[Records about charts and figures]
start
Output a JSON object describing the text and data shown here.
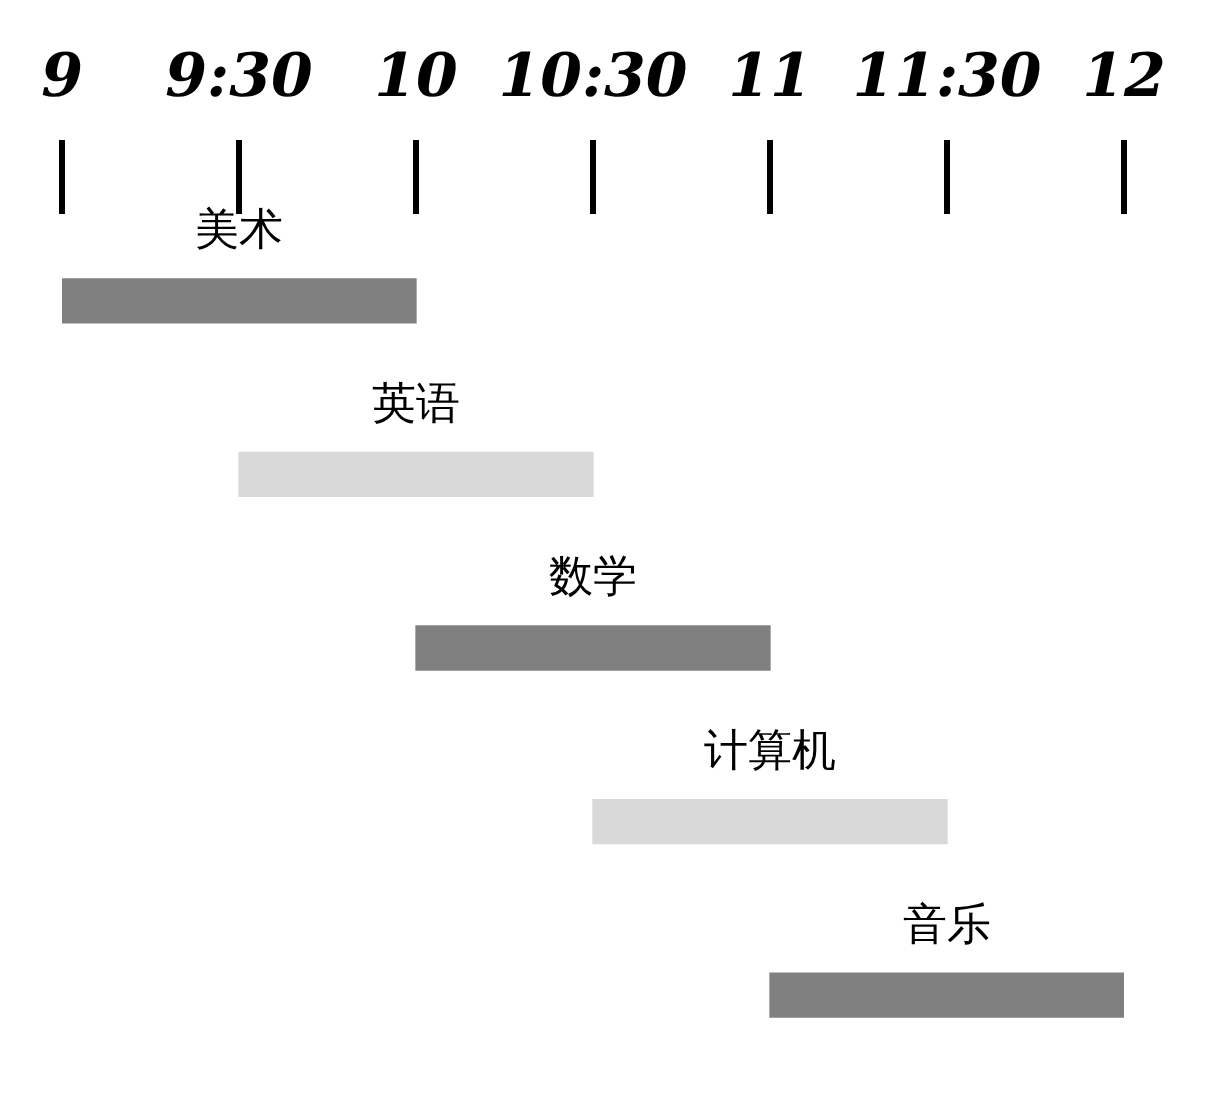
{
  "chart_data": {
    "type": "bar",
    "orientation": "horizontal",
    "categories": [
      "美术",
      "英语",
      "数学",
      "计算机",
      "音乐"
    ],
    "base": [
      9,
      9.5,
      10,
      10.5,
      11
    ],
    "values": [
      1,
      1,
      1,
      1,
      1
    ],
    "colors": [
      "#808080",
      "#d9d9d9",
      "#808080",
      "#d9d9d9",
      "#808080"
    ],
    "xlim": [
      9,
      12
    ],
    "xticks": [
      9,
      {
        "value": 9.5,
        "label": "9:30"
      },
      10,
      {
        "value": 10.5,
        "label": "10:30"
      },
      11,
      {
        "value": 11.5,
        "label": "11:30"
      },
      12
    ],
    "grid": false,
    "legend": false
  }
}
end
# TO BE DONE:
Quote the records in their entirety, keeping the wording exact and excluding pictures.

# FINAL RESULT:
Output a JSON object describing the text and data shown here.
{
  "chart_data": {
    "type": "bar",
    "orientation": "horizontal",
    "categories": [
      "美术",
      "英语",
      "数学",
      "计算机",
      "音乐"
    ],
    "base": [
      9,
      9.5,
      10,
      10.5,
      11
    ],
    "values": [
      1,
      1,
      1,
      1,
      1
    ],
    "colors": [
      "#808080",
      "#d9d9d9",
      "#808080",
      "#d9d9d9",
      "#808080"
    ],
    "xlim": [
      9,
      12
    ],
    "xticks": [
      9,
      {
        "value": 9.5,
        "label": "9:30"
      },
      10,
      {
        "value": 10.5,
        "label": "10:30"
      },
      11,
      {
        "value": 11.5,
        "label": "11:30"
      },
      12
    ],
    "grid": false,
    "legend": false
  }
}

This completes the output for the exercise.